● **GOAL OF THE EXERCISE**: Exact repetition of every entry is required.
---- RAW DATA
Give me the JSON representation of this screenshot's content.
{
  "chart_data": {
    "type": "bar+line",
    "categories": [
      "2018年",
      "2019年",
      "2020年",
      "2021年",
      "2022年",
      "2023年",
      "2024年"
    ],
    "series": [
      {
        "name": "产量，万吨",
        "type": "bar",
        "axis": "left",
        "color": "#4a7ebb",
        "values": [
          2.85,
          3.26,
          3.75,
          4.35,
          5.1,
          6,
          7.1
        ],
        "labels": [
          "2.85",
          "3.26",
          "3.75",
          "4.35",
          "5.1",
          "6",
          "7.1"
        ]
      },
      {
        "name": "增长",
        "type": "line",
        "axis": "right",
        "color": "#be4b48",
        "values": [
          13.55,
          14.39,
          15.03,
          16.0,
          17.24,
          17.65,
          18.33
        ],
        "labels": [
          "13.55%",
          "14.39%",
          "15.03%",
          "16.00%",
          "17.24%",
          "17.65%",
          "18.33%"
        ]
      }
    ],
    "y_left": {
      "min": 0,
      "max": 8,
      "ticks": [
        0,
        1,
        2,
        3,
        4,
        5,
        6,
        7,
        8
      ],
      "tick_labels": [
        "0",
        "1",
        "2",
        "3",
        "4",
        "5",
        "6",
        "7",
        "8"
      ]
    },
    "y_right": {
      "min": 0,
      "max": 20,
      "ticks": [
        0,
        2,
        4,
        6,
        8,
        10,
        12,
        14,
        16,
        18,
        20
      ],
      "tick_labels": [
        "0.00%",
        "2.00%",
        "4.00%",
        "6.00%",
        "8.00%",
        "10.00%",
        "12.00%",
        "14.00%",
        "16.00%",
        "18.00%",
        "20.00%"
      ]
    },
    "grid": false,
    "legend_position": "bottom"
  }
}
--------
● **ANSWER TO THIS EXERCISE**:
Give me the JSON representation of this screenshot's content.
{
  "chart_data": {
    "type": "bar+line",
    "categories": [
      "2018年",
      "2019年",
      "2020年",
      "2021年",
      "2022年",
      "2023年",
      "2024年"
    ],
    "series": [
      {
        "name": "产量，万吨",
        "type": "bar",
        "axis": "left",
        "color": "#4a7ebb",
        "values": [
          2.85,
          3.26,
          3.75,
          4.35,
          5.1,
          6,
          7.1
        ],
        "labels": [
          "2.85",
          "3.26",
          "3.75",
          "4.35",
          "5.1",
          "6",
          "7.1"
        ]
      },
      {
        "name": "增长",
        "type": "line",
        "axis": "right",
        "color": "#be4b48",
        "values": [
          13.55,
          14.39,
          15.03,
          16.0,
          17.24,
          17.65,
          18.33
        ],
        "labels": [
          "13.55%",
          "14.39%",
          "15.03%",
          "16.00%",
          "17.24%",
          "17.65%",
          "18.33%"
        ]
      }
    ],
    "y_left": {
      "min": 0,
      "max": 8,
      "ticks": [
        0,
        1,
        2,
        3,
        4,
        5,
        6,
        7,
        8
      ],
      "tick_labels": [
        "0",
        "1",
        "2",
        "3",
        "4",
        "5",
        "6",
        "7",
        "8"
      ]
    },
    "y_right": {
      "min": 0,
      "max": 20,
      "ticks": [
        0,
        2,
        4,
        6,
        8,
        10,
        12,
        14,
        16,
        18,
        20
      ],
      "tick_labels": [
        "0.00%",
        "2.00%",
        "4.00%",
        "6.00%",
        "8.00%",
        "10.00%",
        "12.00%",
        "14.00%",
        "16.00%",
        "18.00%",
        "20.00%"
      ]
    },
    "grid": false,
    "legend_position": "bottom"
  }
}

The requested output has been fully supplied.